# Problem statement
Reproduce the data below in full and exclude every picture.

[Rows from a dataset]

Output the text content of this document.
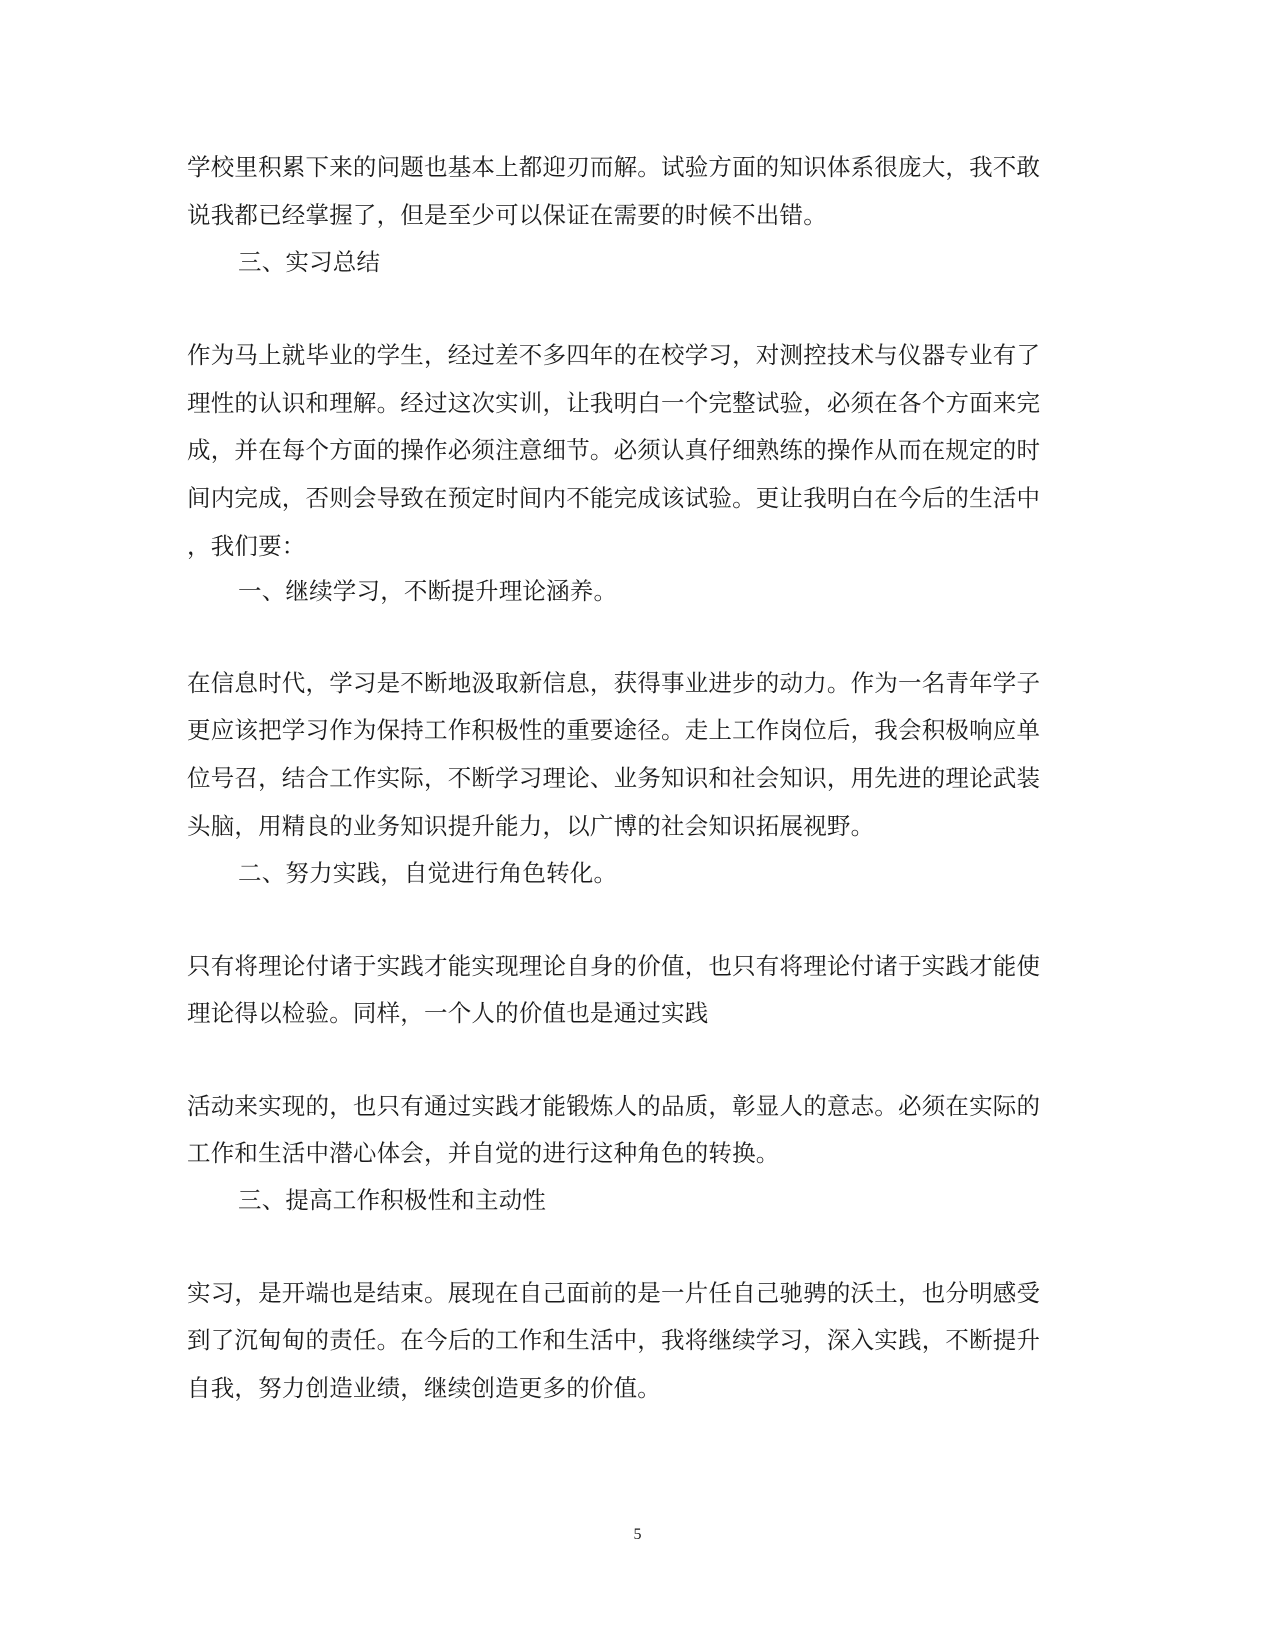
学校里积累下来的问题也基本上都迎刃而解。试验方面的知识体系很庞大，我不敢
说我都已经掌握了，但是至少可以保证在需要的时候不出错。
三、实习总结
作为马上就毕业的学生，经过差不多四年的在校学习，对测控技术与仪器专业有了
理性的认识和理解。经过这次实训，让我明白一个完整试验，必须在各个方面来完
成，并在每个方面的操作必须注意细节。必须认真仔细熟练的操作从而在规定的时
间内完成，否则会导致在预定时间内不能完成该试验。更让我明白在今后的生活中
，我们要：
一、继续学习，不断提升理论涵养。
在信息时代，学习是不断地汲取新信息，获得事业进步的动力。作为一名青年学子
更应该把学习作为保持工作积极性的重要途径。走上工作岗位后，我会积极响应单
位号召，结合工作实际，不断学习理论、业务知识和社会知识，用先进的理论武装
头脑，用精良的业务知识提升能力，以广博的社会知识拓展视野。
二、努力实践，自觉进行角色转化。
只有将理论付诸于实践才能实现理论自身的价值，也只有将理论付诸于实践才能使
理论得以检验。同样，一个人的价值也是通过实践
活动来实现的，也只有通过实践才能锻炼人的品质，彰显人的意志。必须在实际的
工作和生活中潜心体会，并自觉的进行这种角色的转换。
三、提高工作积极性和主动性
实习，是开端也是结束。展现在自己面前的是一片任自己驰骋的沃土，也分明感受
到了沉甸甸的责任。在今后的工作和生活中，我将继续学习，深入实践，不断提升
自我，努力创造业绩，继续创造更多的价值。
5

# Expected output
Output the text content of this document.
学校里积累下来的问题也基本上都迎刃而解。试验方面的知识体系很庞大，我不敢
说我都已经掌握了，但是至少可以保证在需要的时候不出错。
三、实习总结
作为马上就毕业的学生，经过差不多四年的在校学习，对测控技术与仪器专业有了
理性的认识和理解。经过这次实训，让我明白一个完整试验，必须在各个方面来完
成，并在每个方面的操作必须注意细节。必须认真仔细熟练的操作从而在规定的时
间内完成，否则会导致在预定时间内不能完成该试验。更让我明白在今后的生活中
，我们要：
一、继续学习，不断提升理论涵养。
在信息时代，学习是不断地汲取新信息，获得事业进步的动力。作为一名青年学子
更应该把学习作为保持工作积极性的重要途径。走上工作岗位后，我会积极响应单
位号召，结合工作实际，不断学习理论、业务知识和社会知识，用先进的理论武装
头脑，用精良的业务知识提升能力，以广博的社会知识拓展视野。
二、努力实践，自觉进行角色转化。
只有将理论付诸于实践才能实现理论自身的价值，也只有将理论付诸于实践才能使
理论得以检验。同样，一个人的价值也是通过实践
活动来实现的，也只有通过实践才能锻炼人的品质，彰显人的意志。必须在实际的
工作和生活中潜心体会，并自觉的进行这种角色的转换。
三、提高工作积极性和主动性
实习，是开端也是结束。展现在自己面前的是一片任自己驰骋的沃土，也分明感受
到了沉甸甸的责任。在今后的工作和生活中，我将继续学习，深入实践，不断提升
自我，努力创造业绩，继续创造更多的价值。
5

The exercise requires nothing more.